* Stated goal: Go through the records and give each one again exactly.
::::::::::
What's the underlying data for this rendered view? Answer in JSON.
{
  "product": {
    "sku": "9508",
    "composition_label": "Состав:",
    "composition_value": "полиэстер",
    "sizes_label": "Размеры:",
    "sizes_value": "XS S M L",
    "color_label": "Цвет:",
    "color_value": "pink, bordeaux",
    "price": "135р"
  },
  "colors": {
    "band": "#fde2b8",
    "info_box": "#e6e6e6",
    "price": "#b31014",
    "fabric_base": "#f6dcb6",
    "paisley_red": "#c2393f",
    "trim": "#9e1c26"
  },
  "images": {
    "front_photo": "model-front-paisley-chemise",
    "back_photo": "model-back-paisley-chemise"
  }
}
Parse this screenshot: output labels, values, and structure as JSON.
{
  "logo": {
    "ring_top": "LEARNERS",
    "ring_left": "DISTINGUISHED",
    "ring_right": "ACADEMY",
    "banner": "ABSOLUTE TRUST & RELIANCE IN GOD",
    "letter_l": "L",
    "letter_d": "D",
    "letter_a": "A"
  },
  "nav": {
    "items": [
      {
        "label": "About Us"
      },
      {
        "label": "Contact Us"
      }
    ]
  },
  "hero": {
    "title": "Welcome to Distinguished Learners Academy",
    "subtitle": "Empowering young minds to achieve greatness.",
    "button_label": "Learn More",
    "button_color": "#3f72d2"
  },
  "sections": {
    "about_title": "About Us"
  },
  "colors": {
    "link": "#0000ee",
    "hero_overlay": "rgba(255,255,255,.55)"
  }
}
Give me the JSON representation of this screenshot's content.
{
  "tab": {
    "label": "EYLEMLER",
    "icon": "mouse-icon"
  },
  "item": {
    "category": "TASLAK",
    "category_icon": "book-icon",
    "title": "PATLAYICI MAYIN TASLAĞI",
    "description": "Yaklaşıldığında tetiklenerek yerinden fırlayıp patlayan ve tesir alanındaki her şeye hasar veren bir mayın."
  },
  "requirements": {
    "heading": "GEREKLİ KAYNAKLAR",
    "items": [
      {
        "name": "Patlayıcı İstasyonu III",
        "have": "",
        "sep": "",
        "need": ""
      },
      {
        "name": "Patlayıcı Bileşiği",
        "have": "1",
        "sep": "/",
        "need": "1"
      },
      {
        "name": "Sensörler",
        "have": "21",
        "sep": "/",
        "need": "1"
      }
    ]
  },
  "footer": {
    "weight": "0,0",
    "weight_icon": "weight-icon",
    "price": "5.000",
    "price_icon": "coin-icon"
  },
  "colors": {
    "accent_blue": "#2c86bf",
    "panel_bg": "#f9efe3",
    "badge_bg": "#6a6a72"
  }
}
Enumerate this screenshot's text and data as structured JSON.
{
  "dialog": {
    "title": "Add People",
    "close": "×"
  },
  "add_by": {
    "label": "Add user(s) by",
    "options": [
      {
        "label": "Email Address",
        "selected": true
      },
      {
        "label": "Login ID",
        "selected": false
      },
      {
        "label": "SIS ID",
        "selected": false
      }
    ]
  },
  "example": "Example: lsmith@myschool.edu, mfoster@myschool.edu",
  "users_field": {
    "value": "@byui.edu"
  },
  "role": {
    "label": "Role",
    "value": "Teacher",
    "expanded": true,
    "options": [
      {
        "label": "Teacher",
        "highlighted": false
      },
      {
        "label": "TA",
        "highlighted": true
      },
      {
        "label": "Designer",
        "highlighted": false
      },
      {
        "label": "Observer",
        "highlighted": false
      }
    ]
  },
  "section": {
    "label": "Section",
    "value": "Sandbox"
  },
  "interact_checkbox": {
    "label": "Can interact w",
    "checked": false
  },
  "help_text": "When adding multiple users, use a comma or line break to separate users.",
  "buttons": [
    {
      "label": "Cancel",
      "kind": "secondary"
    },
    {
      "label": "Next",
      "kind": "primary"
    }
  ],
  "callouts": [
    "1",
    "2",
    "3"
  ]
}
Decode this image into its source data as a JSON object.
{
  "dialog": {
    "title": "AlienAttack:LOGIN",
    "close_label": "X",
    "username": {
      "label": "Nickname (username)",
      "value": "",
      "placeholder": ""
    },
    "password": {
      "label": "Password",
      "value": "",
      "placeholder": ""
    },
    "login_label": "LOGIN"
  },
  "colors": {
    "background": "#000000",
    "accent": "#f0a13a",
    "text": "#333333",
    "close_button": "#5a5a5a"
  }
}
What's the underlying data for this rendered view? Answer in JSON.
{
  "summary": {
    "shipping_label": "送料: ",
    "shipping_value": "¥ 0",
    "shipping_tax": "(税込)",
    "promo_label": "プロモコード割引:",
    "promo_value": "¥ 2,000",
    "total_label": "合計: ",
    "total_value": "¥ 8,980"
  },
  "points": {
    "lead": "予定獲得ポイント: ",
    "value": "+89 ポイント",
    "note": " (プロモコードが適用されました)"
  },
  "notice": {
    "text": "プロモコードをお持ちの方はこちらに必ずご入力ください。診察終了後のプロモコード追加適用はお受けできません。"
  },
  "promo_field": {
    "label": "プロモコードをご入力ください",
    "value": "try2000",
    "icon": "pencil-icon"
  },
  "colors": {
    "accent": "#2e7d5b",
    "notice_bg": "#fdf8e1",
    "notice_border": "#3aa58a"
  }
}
::::::::::
* Written answer:
What's the underlying data for this rendered view? Answer in JSON.
{
  "product": {
    "sku": "9508",
    "composition_label": "Состав:",
    "composition_value": "полиэстер",
    "sizes_label": "Размеры:",
    "sizes_value": "XS S M L",
    "color_label": "Цвет:",
    "color_value": "pink, bordeaux",
    "price": "135р"
  },
  "colors": {
    "band": "#fde2b8",
    "info_box": "#e6e6e6",
    "price": "#b31014",
    "fabric_base": "#f6dcb6",
    "paisley_red": "#c2393f",
    "trim": "#9e1c26"
  },
  "images": {
    "front_photo": "model-front-paisley-chemise",
    "back_photo": "model-back-paisley-chemise"
  }
}
Parse this screenshot: output labels, values, and structure as JSON.
{
  "logo": {
    "ring_top": "LEARNERS",
    "ring_left": "DISTINGUISHED",
    "ring_right": "ACADEMY",
    "banner": "ABSOLUTE TRUST & RELIANCE IN GOD",
    "letter_l": "L",
    "letter_d": "D",
    "letter_a": "A"
  },
  "nav": {
    "items": [
      {
        "label": "About Us"
      },
      {
        "label": "Contact Us"
      }
    ]
  },
  "hero": {
    "title": "Welcome to Distinguished Learners Academy",
    "subtitle": "Empowering young minds to achieve greatness.",
    "button_label": "Learn More",
    "button_color": "#3f72d2"
  },
  "sections": {
    "about_title": "About Us"
  },
  "colors": {
    "link": "#0000ee",
    "hero_overlay": "rgba(255,255,255,.55)"
  }
}
Give me the JSON representation of this screenshot's content.
{
  "tab": {
    "label": "EYLEMLER",
    "icon": "mouse-icon"
  },
  "item": {
    "category": "TASLAK",
    "category_icon": "book-icon",
    "title": "PATLAYICI MAYIN TASLAĞI",
    "description": "Yaklaşıldığında tetiklenerek yerinden fırlayıp patlayan ve tesir alanındaki her şeye hasar veren bir mayın."
  },
  "requirements": {
    "heading": "GEREKLİ KAYNAKLAR",
    "items": [
      {
        "name": "Patlayıcı İstasyonu III",
        "have": "",
        "sep": "",
        "need": ""
      },
      {
        "name": "Patlayıcı Bileşiği",
        "have": "1",
        "sep": "/",
        "need": "1"
      },
      {
        "name": "Sensörler",
        "have": "21",
        "sep": "/",
        "need": "1"
      }
    ]
  },
  "footer": {
    "weight": "0,0",
    "weight_icon": "weight-icon",
    "price": "5.000",
    "price_icon": "coin-icon"
  },
  "colors": {
    "accent_blue": "#2c86bf",
    "panel_bg": "#f9efe3",
    "badge_bg": "#6a6a72"
  }
}
Enumerate this screenshot's text and data as structured JSON.
{
  "dialog": {
    "title": "Add People",
    "close": "×"
  },
  "add_by": {
    "label": "Add user(s) by",
    "options": [
      {
        "label": "Email Address",
        "selected": true
      },
      {
        "label": "Login ID",
        "selected": false
      },
      {
        "label": "SIS ID",
        "selected": false
      }
    ]
  },
  "example": "Example: lsmith@myschool.edu, mfoster@myschool.edu",
  "users_field": {
    "value": "@byui.edu"
  },
  "role": {
    "label": "Role",
    "value": "Teacher",
    "expanded": true,
    "options": [
      {
        "label": "Teacher",
        "highlighted": false
      },
      {
        "label": "TA",
        "highlighted": true
      },
      {
        "label": "Designer",
        "highlighted": false
      },
      {
        "label": "Observer",
        "highlighted": false
      }
    ]
  },
  "section": {
    "label": "Section",
    "value": "Sandbox"
  },
  "interact_checkbox": {
    "label": "Can interact w",
    "checked": false
  },
  "help_text": "When adding multiple users, use a comma or line break to separate users.",
  "buttons": [
    {
      "label": "Cancel",
      "kind": "secondary"
    },
    {
      "label": "Next",
      "kind": "primary"
    }
  ],
  "callouts": [
    "1",
    "2",
    "3"
  ]
}
Decode this image into its source data as a JSON object.
{
  "dialog": {
    "title": "AlienAttack:LOGIN",
    "close_label": "X",
    "username": {
      "label": "Nickname (username)",
      "value": "",
      "placeholder": ""
    },
    "password": {
      "label": "Password",
      "value": "",
      "placeholder": ""
    },
    "login_label": "LOGIN"
  },
  "colors": {
    "background": "#000000",
    "accent": "#f0a13a",
    "text": "#333333",
    "close_button": "#5a5a5a"
  }
}
What's the underlying data for this rendered view? Answer in JSON.
{
  "summary": {
    "shipping_label": "送料: ",
    "shipping_value": "¥ 0",
    "shipping_tax": "(税込)",
    "promo_label": "プロモコード割引:",
    "promo_value": "¥ 2,000",
    "total_label": "合計: ",
    "total_value": "¥ 8,980"
  },
  "points": {
    "lead": "予定獲得ポイント: ",
    "value": "+89 ポイント",
    "note": " (プロモコードが適用されました)"
  },
  "notice": {
    "text": "プロモコードをお持ちの方はこちらに必ずご入力ください。診察終了後のプロモコード追加適用はお受けできません。"
  },
  "promo_field": {
    "label": "プロモコードをご入力ください",
    "value": "try2000",
    "icon": "pencil-icon"
  },
  "colors": {
    "accent": "#2e7d5b",
    "notice_bg": "#fdf8e1",
    "notice_border": "#3aa58a"
  }
}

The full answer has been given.